Figure content listings:
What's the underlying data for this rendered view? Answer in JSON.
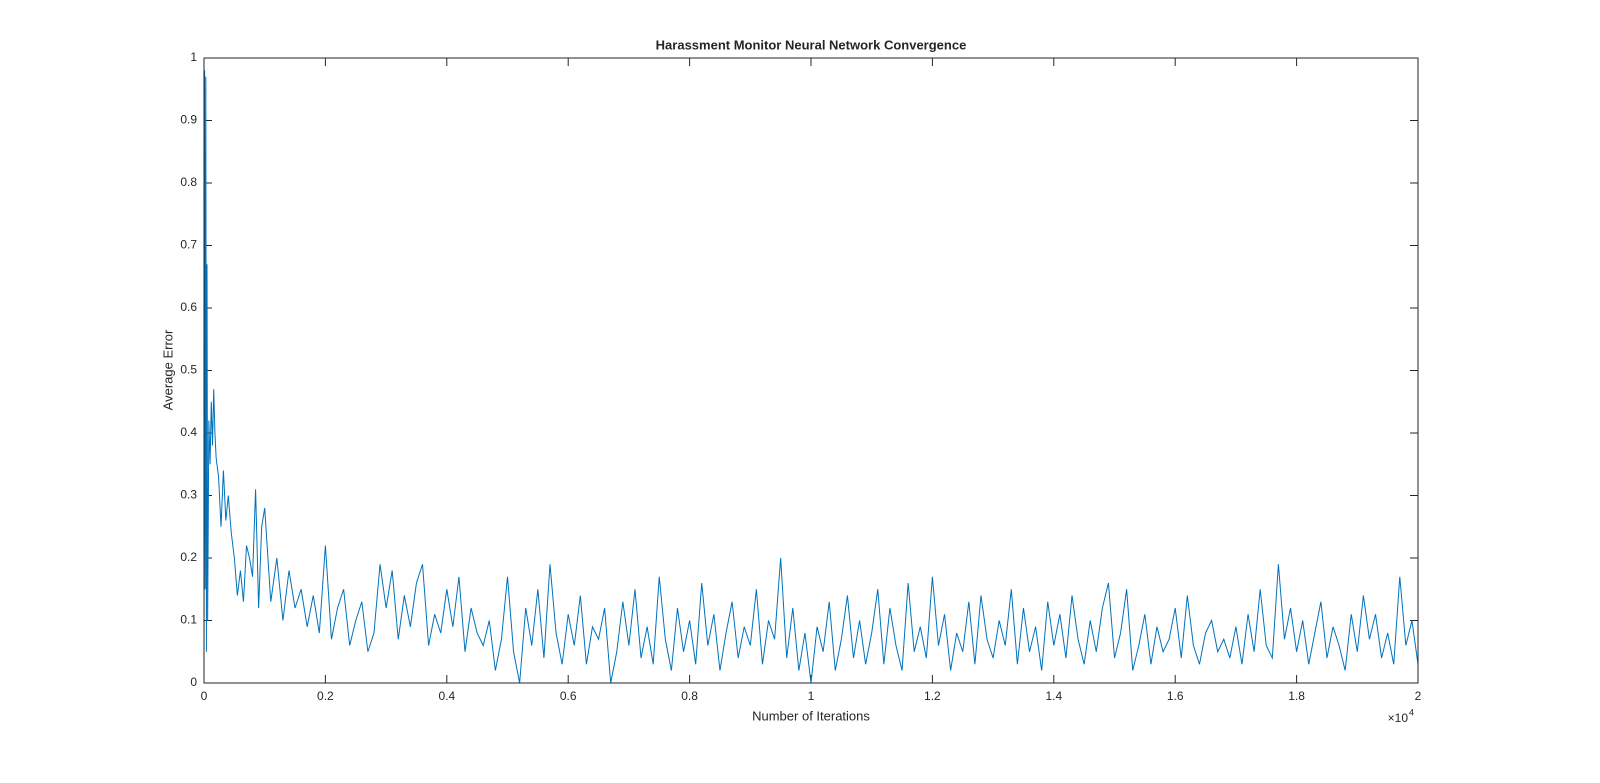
{
  "chart_data": {
    "type": "line",
    "title": "Harassment Monitor Neural Network Convergence",
    "xlabel": "Number of Iterations",
    "ylabel": "Average Error",
    "x_multiplier": "×10",
    "x_multiplier_power": "4",
    "color": "#0072bd",
    "xlim": [
      0,
      20000
    ],
    "xticks": [
      0,
      {
        "value": 2000,
        "label": "0.2"
      },
      {
        "value": 4000,
        "label": "0.4"
      },
      {
        "value": 6000,
        "label": "0.6"
      },
      {
        "value": 8000,
        "label": "0.8"
      },
      {
        "value": 10000,
        "label": "1"
      },
      {
        "value": 12000,
        "label": "1.2"
      },
      {
        "value": 14000,
        "label": "1.4"
      },
      {
        "value": 16000,
        "label": "1.6"
      },
      {
        "value": 18000,
        "label": "1.8"
      },
      {
        "value": 20000,
        "label": "2"
      }
    ],
    "ylim": [
      0,
      1
    ],
    "yticks": [
      0,
      0.1,
      0.2,
      0.3,
      0.4,
      0.5,
      0.6,
      0.7,
      0.8,
      0.9,
      1
    ],
    "x": [
      0,
      10,
      20,
      30,
      40,
      50,
      60,
      80,
      100,
      120,
      140,
      160,
      180,
      200,
      240,
      280,
      320,
      360,
      400,
      450,
      500,
      550,
      600,
      650,
      700,
      750,
      800,
      850,
      900,
      950,
      1000,
      1100,
      1200,
      1300,
      1400,
      1500,
      1600,
      1700,
      1800,
      1900,
      2000,
      2100,
      2200,
      2300,
      2400,
      2500,
      2600,
      2700,
      2800,
      2900,
      3000,
      3100,
      3200,
      3300,
      3400,
      3500,
      3600,
      3700,
      3800,
      3900,
      4000,
      4100,
      4200,
      4300,
      4400,
      4500,
      4600,
      4700,
      4800,
      4900,
      5000,
      5100,
      5200,
      5300,
      5400,
      5500,
      5600,
      5700,
      5800,
      5900,
      6000,
      6100,
      6200,
      6300,
      6400,
      6500,
      6600,
      6700,
      6800,
      6900,
      7000,
      7100,
      7200,
      7300,
      7400,
      7500,
      7600,
      7700,
      7800,
      7900,
      8000,
      8100,
      8200,
      8300,
      8400,
      8500,
      8600,
      8700,
      8800,
      8900,
      9000,
      9100,
      9200,
      9300,
      9400,
      9500,
      9600,
      9700,
      9800,
      9900,
      10000,
      10100,
      10200,
      10300,
      10400,
      10500,
      10600,
      10700,
      10800,
      10900,
      11000,
      11100,
      11200,
      11300,
      11400,
      11500,
      11600,
      11700,
      11800,
      11900,
      12000,
      12100,
      12200,
      12300,
      12400,
      12500,
      12600,
      12700,
      12800,
      12900,
      13000,
      13100,
      13200,
      13300,
      13400,
      13500,
      13600,
      13700,
      13800,
      13900,
      14000,
      14100,
      14200,
      14300,
      14400,
      14500,
      14600,
      14700,
      14800,
      14900,
      15000,
      15100,
      15200,
      15300,
      15400,
      15500,
      15600,
      15700,
      15800,
      15900,
      16000,
      16100,
      16200,
      16300,
      16400,
      16500,
      16600,
      16700,
      16800,
      16900,
      17000,
      17100,
      17200,
      17300,
      17400,
      17500,
      17600,
      17700,
      17800,
      17900,
      18000,
      18100,
      18200,
      18300,
      18400,
      18500,
      18600,
      18700,
      18800,
      18900,
      19000,
      19100,
      19200,
      19300,
      19400,
      19500,
      19600,
      19700,
      19800,
      19900,
      20000
    ],
    "values": [
      0.02,
      0.98,
      0.15,
      0.97,
      0.05,
      0.67,
      0.1,
      0.42,
      0.35,
      0.45,
      0.38,
      0.47,
      0.4,
      0.36,
      0.33,
      0.25,
      0.34,
      0.26,
      0.3,
      0.24,
      0.2,
      0.14,
      0.18,
      0.13,
      0.22,
      0.2,
      0.17,
      0.31,
      0.12,
      0.25,
      0.28,
      0.13,
      0.2,
      0.1,
      0.18,
      0.12,
      0.15,
      0.09,
      0.14,
      0.08,
      0.22,
      0.07,
      0.12,
      0.15,
      0.06,
      0.1,
      0.13,
      0.05,
      0.08,
      0.19,
      0.12,
      0.18,
      0.07,
      0.14,
      0.09,
      0.16,
      0.19,
      0.06,
      0.11,
      0.08,
      0.15,
      0.09,
      0.17,
      0.05,
      0.12,
      0.08,
      0.06,
      0.1,
      0.02,
      0.07,
      0.17,
      0.05,
      0.0,
      0.12,
      0.06,
      0.15,
      0.04,
      0.19,
      0.08,
      0.03,
      0.11,
      0.06,
      0.14,
      0.03,
      0.09,
      0.07,
      0.12,
      0.0,
      0.05,
      0.13,
      0.06,
      0.15,
      0.04,
      0.09,
      0.03,
      0.17,
      0.07,
      0.02,
      0.12,
      0.05,
      0.1,
      0.03,
      0.16,
      0.06,
      0.11,
      0.02,
      0.08,
      0.13,
      0.04,
      0.09,
      0.06,
      0.15,
      0.03,
      0.1,
      0.07,
      0.2,
      0.04,
      0.12,
      0.02,
      0.08,
      0.0,
      0.09,
      0.05,
      0.13,
      0.02,
      0.07,
      0.14,
      0.04,
      0.1,
      0.03,
      0.08,
      0.15,
      0.03,
      0.12,
      0.06,
      0.02,
      0.16,
      0.05,
      0.09,
      0.04,
      0.17,
      0.06,
      0.11,
      0.02,
      0.08,
      0.05,
      0.13,
      0.03,
      0.14,
      0.07,
      0.04,
      0.1,
      0.06,
      0.15,
      0.03,
      0.12,
      0.05,
      0.09,
      0.02,
      0.13,
      0.06,
      0.11,
      0.04,
      0.14,
      0.07,
      0.03,
      0.1,
      0.05,
      0.12,
      0.16,
      0.04,
      0.08,
      0.15,
      0.02,
      0.06,
      0.11,
      0.03,
      0.09,
      0.05,
      0.07,
      0.12,
      0.04,
      0.14,
      0.06,
      0.03,
      0.08,
      0.1,
      0.05,
      0.07,
      0.04,
      0.09,
      0.03,
      0.11,
      0.05,
      0.15,
      0.06,
      0.04,
      0.19,
      0.07,
      0.12,
      0.05,
      0.1,
      0.03,
      0.08,
      0.13,
      0.04,
      0.09,
      0.06,
      0.02,
      0.11,
      0.05,
      0.14,
      0.07,
      0.11,
      0.04,
      0.08,
      0.03,
      0.17,
      0.06,
      0.1,
      0.03
    ]
  }
}
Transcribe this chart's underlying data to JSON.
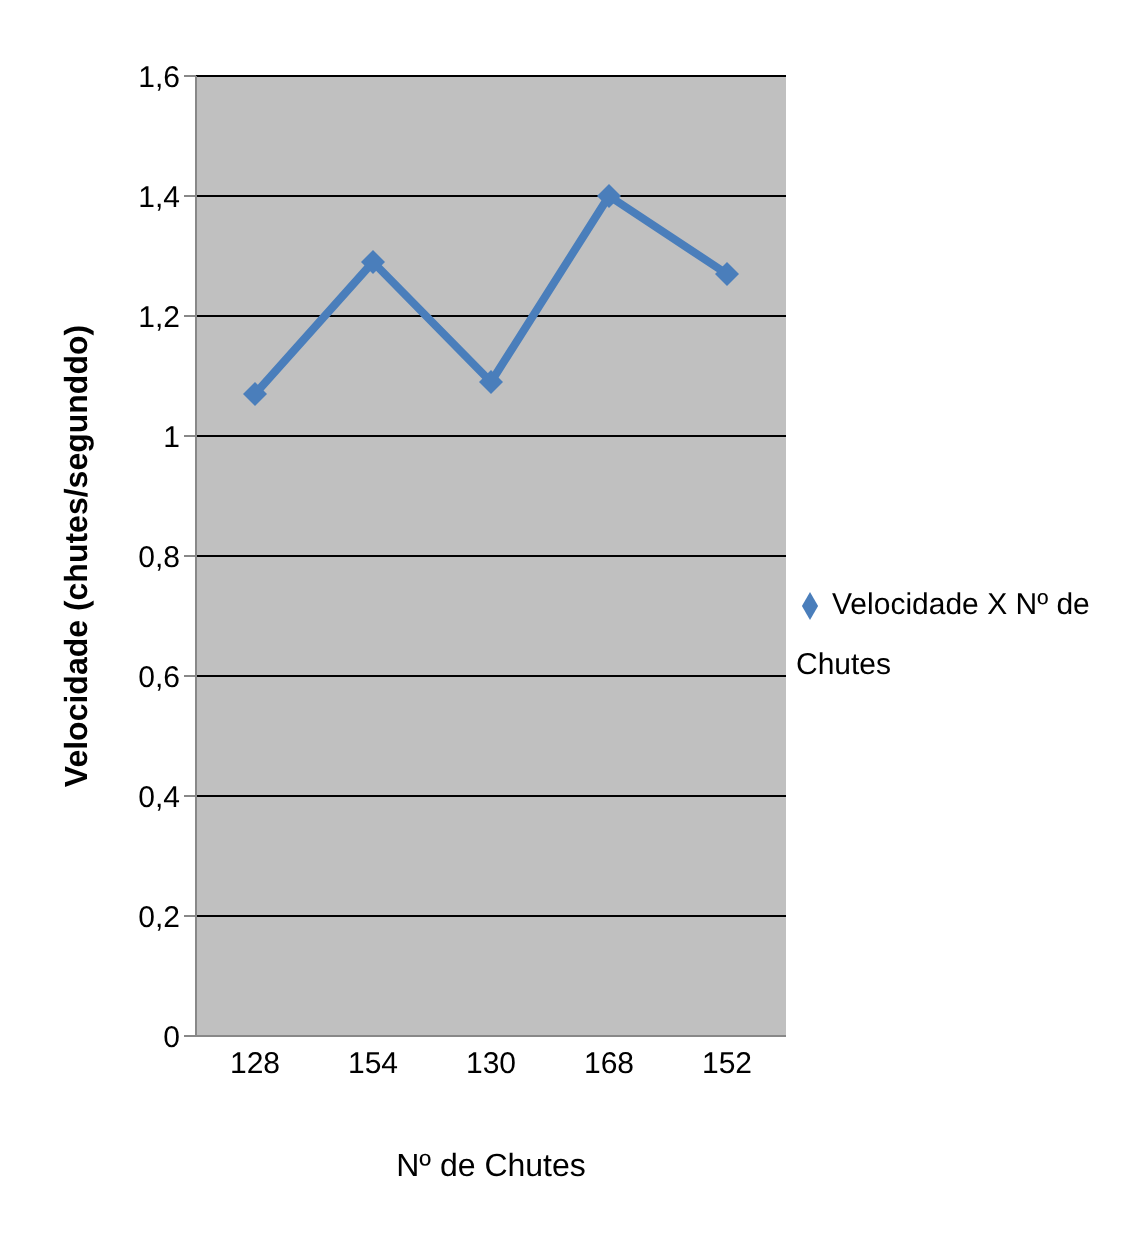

- Task details -
Strip out the images, then output the records above word for word.

- Answer for the task -
What's the underlying data for this rendered view? Answer in JSON.
{
  "chart_data": {
    "type": "line",
    "title": "Harassment Monitor Neural Network Convergence",
    "xlabel": "Number of Iterations",
    "ylabel": "Average Error",
    "x_multiplier": "×10",
    "x_multiplier_power": "4",
    "color": "#0072bd",
    "xlim": [
      0,
      20000
    ],
    "xticks": [
      0,
      {
        "value": 2000,
        "label": "0.2"
      },
      {
        "value": 4000,
        "label": "0.4"
      },
      {
        "value": 6000,
        "label": "0.6"
      },
      {
        "value": 8000,
        "label": "0.8"
      },
      {
        "value": 10000,
        "label": "1"
      },
      {
        "value": 12000,
        "label": "1.2"
      },
      {
        "value": 14000,
        "label": "1.4"
      },
      {
        "value": 16000,
        "label": "1.6"
      },
      {
        "value": 18000,
        "label": "1.8"
      },
      {
        "value": 20000,
        "label": "2"
      }
    ],
    "ylim": [
      0,
      1
    ],
    "yticks": [
      0,
      0.1,
      0.2,
      0.3,
      0.4,
      0.5,
      0.6,
      0.7,
      0.8,
      0.9,
      1
    ],
    "x": [
      0,
      10,
      20,
      30,
      40,
      50,
      60,
      80,
      100,
      120,
      140,
      160,
      180,
      200,
      240,
      280,
      320,
      360,
      400,
      450,
      500,
      550,
      600,
      650,
      700,
      750,
      800,
      850,
      900,
      950,
      1000,
      1100,
      1200,
      1300,
      1400,
      1500,
      1600,
      1700,
      1800,
      1900,
      2000,
      2100,
      2200,
      2300,
      2400,
      2500,
      2600,
      2700,
      2800,
      2900,
      3000,
      3100,
      3200,
      3300,
      3400,
      3500,
      3600,
      3700,
      3800,
      3900,
      4000,
      4100,
      4200,
      4300,
      4400,
      4500,
      4600,
      4700,
      4800,
      4900,
      5000,
      5100,
      5200,
      5300,
      5400,
      5500,
      5600,
      5700,
      5800,
      5900,
      6000,
      6100,
      6200,
      6300,
      6400,
      6500,
      6600,
      6700,
      6800,
      6900,
      7000,
      7100,
      7200,
      7300,
      7400,
      7500,
      7600,
      7700,
      7800,
      7900,
      8000,
      8100,
      8200,
      8300,
      8400,
      8500,
      8600,
      8700,
      8800,
      8900,
      9000,
      9100,
      9200,
      9300,
      9400,
      9500,
      9600,
      9700,
      9800,
      9900,
      10000,
      10100,
      10200,
      10300,
      10400,
      10500,
      10600,
      10700,
      10800,
      10900,
      11000,
      11100,
      11200,
      11300,
      11400,
      11500,
      11600,
      11700,
      11800,
      11900,
      12000,
      12100,
      12200,
      12300,
      12400,
      12500,
      12600,
      12700,
      12800,
      12900,
      13000,
      13100,
      13200,
      13300,
      13400,
      13500,
      13600,
      13700,
      13800,
      13900,
      14000,
      14100,
      14200,
      14300,
      14400,
      14500,
      14600,
      14700,
      14800,
      14900,
      15000,
      15100,
      15200,
      15300,
      15400,
      15500,
      15600,
      15700,
      15800,
      15900,
      16000,
      16100,
      16200,
      16300,
      16400,
      16500,
      16600,
      16700,
      16800,
      16900,
      17000,
      17100,
      17200,
      17300,
      17400,
      17500,
      17600,
      17700,
      17800,
      17900,
      18000,
      18100,
      18200,
      18300,
      18400,
      18500,
      18600,
      18700,
      18800,
      18900,
      19000,
      19100,
      19200,
      19300,
      19400,
      19500,
      19600,
      19700,
      19800,
      19900,
      20000
    ],
    "values": [
      0.02,
      0.98,
      0.15,
      0.97,
      0.05,
      0.67,
      0.1,
      0.42,
      0.35,
      0.45,
      0.38,
      0.47,
      0.4,
      0.36,
      0.33,
      0.25,
      0.34,
      0.26,
      0.3,
      0.24,
      0.2,
      0.14,
      0.18,
      0.13,
      0.22,
      0.2,
      0.17,
      0.31,
      0.12,
      0.25,
      0.28,
      0.13,
      0.2,
      0.1,
      0.18,
      0.12,
      0.15,
      0.09,
      0.14,
      0.08,
      0.22,
      0.07,
      0.12,
      0.15,
      0.06,
      0.1,
      0.13,
      0.05,
      0.08,
      0.19,
      0.12,
      0.18,
      0.07,
      0.14,
      0.09,
      0.16,
      0.19,
      0.06,
      0.11,
      0.08,
      0.15,
      0.09,
      0.17,
      0.05,
      0.12,
      0.08,
      0.06,
      0.1,
      0.02,
      0.07,
      0.17,
      0.05,
      0.0,
      0.12,
      0.06,
      0.15,
      0.04,
      0.19,
      0.08,
      0.03,
      0.11,
      0.06,
      0.14,
      0.03,
      0.09,
      0.07,
      0.12,
      0.0,
      0.05,
      0.13,
      0.06,
      0.15,
      0.04,
      0.09,
      0.03,
      0.17,
      0.07,
      0.02,
      0.12,
      0.05,
      0.1,
      0.03,
      0.16,
      0.06,
      0.11,
      0.02,
      0.08,
      0.13,
      0.04,
      0.09,
      0.06,
      0.15,
      0.03,
      0.1,
      0.07,
      0.2,
      0.04,
      0.12,
      0.02,
      0.08,
      0.0,
      0.09,
      0.05,
      0.13,
      0.02,
      0.07,
      0.14,
      0.04,
      0.1,
      0.03,
      0.08,
      0.15,
      0.03,
      0.12,
      0.06,
      0.02,
      0.16,
      0.05,
      0.09,
      0.04,
      0.17,
      0.06,
      0.11,
      0.02,
      0.08,
      0.05,
      0.13,
      0.03,
      0.14,
      0.07,
      0.04,
      0.1,
      0.06,
      0.15,
      0.03,
      0.12,
      0.05,
      0.09,
      0.02,
      0.13,
      0.06,
      0.11,
      0.04,
      0.14,
      0.07,
      0.03,
      0.1,
      0.05,
      0.12,
      0.16,
      0.04,
      0.08,
      0.15,
      0.02,
      0.06,
      0.11,
      0.03,
      0.09,
      0.05,
      0.07,
      0.12,
      0.04,
      0.14,
      0.06,
      0.03,
      0.08,
      0.1,
      0.05,
      0.07,
      0.04,
      0.09,
      0.03,
      0.11,
      0.05,
      0.15,
      0.06,
      0.04,
      0.19,
      0.07,
      0.12,
      0.05,
      0.1,
      0.03,
      0.08,
      0.13,
      0.04,
      0.09,
      0.06,
      0.02,
      0.11,
      0.05,
      0.14,
      0.07,
      0.11,
      0.04,
      0.08,
      0.03,
      0.17,
      0.06,
      0.1,
      0.03
    ]
  }
}
Transcribe this chart's underlying data to JSON.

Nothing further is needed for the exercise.